# EXCERPTED TEXT
===
Talking about new software called Optin
Mavrick he said:
"This handy little invention will revolutionize
the Affiliate industry."
Obviously, being heavily into affiliate marketing,
I immediately visited the site. And I was impressed enough with
what I saw to buy it and sign up as an affiliate.
While I'm impressed with the potential I've got
to say that I'm also concerned.
What worries me is will it revolutionize the affiliate
industry in a good or bad way?
While I think it could be a great tool for affiliates
if used correctly, I'm worried that Optin
Mavrick could be used in a way the programmer never intended.
But first let me explain what it is.
Well essentially Optin
Mavrick is a pop up/under tool with a difference...it makes
your pop up (apparently) appear on any affiliate site you promote.
It's intended use is to help you build a mailing
list of your own. And your own opt-in mailing list is pretty much
an essential.
Think about what happens when you promote an affiliate
program by:
buying an ad in an ezine
taking part in an discussion forum where you use an affiliate link
in the space most forums provide for a signature link.
you use Google Adwords, or another pay-per-click method to send
people directly to an affiliate program you're promoting.
===
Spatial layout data
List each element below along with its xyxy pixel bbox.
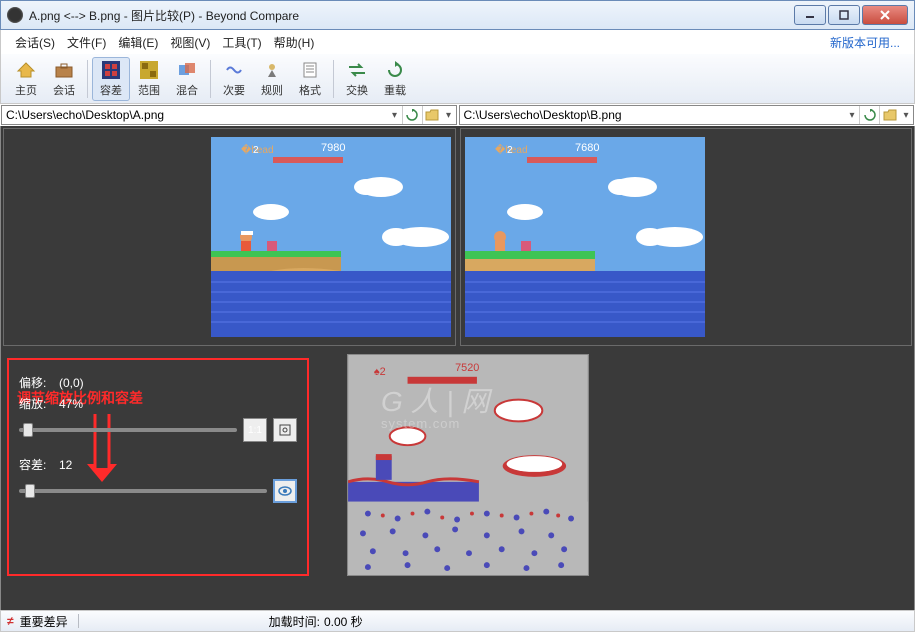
tool-secondary[interactable]: 次要 [215,57,253,101]
svg-text:7520: 7520 [455,362,479,374]
left-image-thumb: �head 2 7980 [211,137,451,337]
path-right-browse-dd[interactable]: ▾ [899,110,913,121]
home-icon [16,60,36,80]
svg-text:♠2: ♠2 [374,366,386,378]
path-left-dropdown[interactable]: ▾ [388,110,402,121]
right-image-panel[interactable]: �head 2 7680 [460,128,913,346]
path-left-browse-dd[interactable]: ▾ [442,110,456,121]
tool-rules[interactable]: 规则 [253,57,291,101]
offset-value: (0,0) [59,376,84,390]
load-time-value: 0.00 秒 [324,613,363,630]
toolbar: 主页 会话 容差 范围 混合 次要 规则 格式 交换 重载 [0,54,915,104]
path-right: ▾ ▾ [459,105,915,125]
tolerance-label: 容差: [19,456,59,473]
workspace: �head 2 7980 [0,126,915,610]
range-icon [139,60,159,80]
right-image-thumb: �head 2 7680 [465,137,705,337]
tolerance-slider[interactable] [19,489,267,493]
path-row: ▾ ▾ ▾ ▾ [0,104,915,126]
zoom-value: 47% [59,397,83,411]
load-time-label: 加载时间: [269,613,320,630]
rules-icon [262,60,282,80]
diff-panel[interactable]: ♠2 7520 [317,354,912,580]
tool-sessions[interactable]: 会话 [45,57,83,101]
controls-panel: 偏移:(0,0) 缩放:47% 1:1 容差:12 [3,354,313,580]
zoom-actual-button[interactable]: 1:1 [243,418,267,442]
path-left-refresh[interactable] [402,106,422,124]
diff-status-icon: ≠ [7,614,14,628]
svg-text:7680: 7680 [575,142,599,154]
minimize-button[interactable] [794,5,826,25]
menu-edit[interactable]: 编辑(E) [112,31,164,54]
tool-tolerance[interactable]: 容差 [92,57,130,101]
blend-icon [177,60,197,80]
menu-file[interactable]: 文件(F) [61,31,112,54]
menubar: 会话(S) 文件(F) 编辑(E) 视图(V) 工具(T) 帮助(H) 新版本可… [0,30,915,54]
offset-label: 偏移: [19,374,59,391]
tolerance-preview-button[interactable] [273,479,297,503]
app-icon [7,7,23,23]
tool-home[interactable]: 主页 [7,57,45,101]
secondary-icon [224,60,244,80]
statusbar: ≠ 重要差异 加载时间: 0.00 秒 [0,610,915,632]
path-right-input[interactable] [460,106,846,124]
tool-blend[interactable]: 混合 [168,57,206,101]
svg-text:7980: 7980 [321,142,345,154]
zoom-slider[interactable] [19,428,237,432]
tolerance-icon [101,60,121,80]
update-link[interactable]: 新版本可用... [824,31,906,54]
path-left: ▾ ▾ [1,105,457,125]
path-left-browse[interactable] [422,106,442,124]
swap-icon [347,60,367,80]
tolerance-value: 12 [59,458,72,472]
reload-icon [385,60,405,80]
path-right-browse[interactable] [879,106,899,124]
tool-swap[interactable]: 交换 [338,57,376,101]
menu-view[interactable]: 视图(V) [164,31,216,54]
tool-format[interactable]: 格式 [291,57,329,101]
diff-image-thumb: ♠2 7520 [347,354,589,576]
diff-status-label: 重要差异 [20,613,68,630]
zoom-label: 缩放: [19,395,59,412]
briefcase-icon [54,60,74,80]
path-left-input[interactable] [2,106,388,124]
menu-session[interactable]: 会话(S) [9,31,61,54]
left-image-panel[interactable]: �head 2 7980 [3,128,456,346]
tool-range[interactable]: 范围 [130,57,168,101]
zoom-fit-button[interactable] [273,418,297,442]
svg-text:2: 2 [507,145,513,156]
path-right-dropdown[interactable]: ▾ [845,110,859,121]
path-right-refresh[interactable] [859,106,879,124]
tool-reload[interactable]: 重载 [376,57,414,101]
menu-help[interactable]: 帮助(H) [268,31,321,54]
close-button[interactable] [862,5,908,25]
window-title: A.png <--> B.png - 图片比较(P) - Beyond Comp… [29,7,792,24]
format-icon [300,60,320,80]
menu-tools[interactable]: 工具(T) [216,31,267,54]
maximize-button[interactable] [828,5,860,25]
titlebar: A.png <--> B.png - 图片比较(P) - Beyond Comp… [0,0,915,30]
svg-text:2: 2 [253,145,259,156]
annotation-highlight-box: 偏移:(0,0) 缩放:47% 1:1 容差:12 [7,358,309,576]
===
# BRIEF A
According to the affiliate marketing text, what is the intended use of Optin Mavrick?
# BRIEF B
In the listing, reproduce the lines starting at the line containing "tool-secondary[interactable]: 次要 [215,57,253,101]" and ending at the line containing "offset-label: 偏移: [19,374,59,391]", swapping every occurrence of "interactable" for "clickable" and leaving everything else unchanged.
The text and the listing are separate, unrelated material.

# WORKED ANSWER A
To help you build a mailing list of your own.

# WORKED ANSWER B
tool-secondary[clickable]: 次要 [215,57,253,101]
svg-text:7520: 7520 [455,362,479,374]
left-image-thumb: �head 2 7980 [211,137,451,337]
path-right-browse-dd[clickable]: ▾ [899,110,913,121]
home-icon [16,60,36,80]
svg-text:♠2: ♠2 [374,366,386,378]
path-left-dropdown[clickable]: ▾ [388,110,402,121]
right-image-panel[clickable]: �head 2 7680 [460,128,913,346]
path-left-browse-dd[clickable]: ▾ [442,110,456,121]
tool-rules[clickable]: 规则 [253,57,291,101]
offset-value: (0,0) [59,376,84,390]
load-time-value: 0.00 秒 [324,613,363,630]
toolbar: 主页 会话 容差 范围 混合 次要 规则 格式 交换 重载 [0,54,915,104]
path-right: ▾ ▾ [459,105,915,125]
tolerance-label: 容差: [19,456,59,473]
workspace: �head 2 7980 [0,126,915,610]
range-icon [139,60,159,80]
right-image-thumb: �head 2 7680 [465,137,705,337]
tolerance-slider[clickable] [19,489,267,493]
path-row: ▾ ▾ ▾ ▾ [0,104,915,126]
zoom-value: 47% [59,397,83,411]
load-time-label: 加载时间: [269,613,320,630]
rules-icon [262,60,282,80]
diff-panel[clickable]: ♠2 7520 [317,354,912,580]
tool-sessions[clickable]: 会话 [45,57,83,101]
controls-panel: 偏移:(0,0) 缩放:47% 1:1 容差:12 [3,354,313,580]
zoom-actual-button[clickable]: 1:1 [243,418,267,442]
path-left-refresh[clickable] [402,106,422,124]
diff-status-icon: ≠ [7,614,14,628]
svg-text:7680: 7680 [575,142,599,154]
minimize-button[clickable] [794,5,826,25]
menu-edit[clickable]: 编辑(E) [112,31,164,54]
tool-tolerance[clickable]: 容差 [92,57,130,101]
blend-icon [177,60,197,80]
menu-file[clickable]: 文件(F) [61,31,112,54]
menubar: 会话(S) 文件(F) 编辑(E) 视图(V) 工具(T) 帮助(H) 新版本可… [0,30,915,54]
offset-label: 偏移: [19,374,59,391]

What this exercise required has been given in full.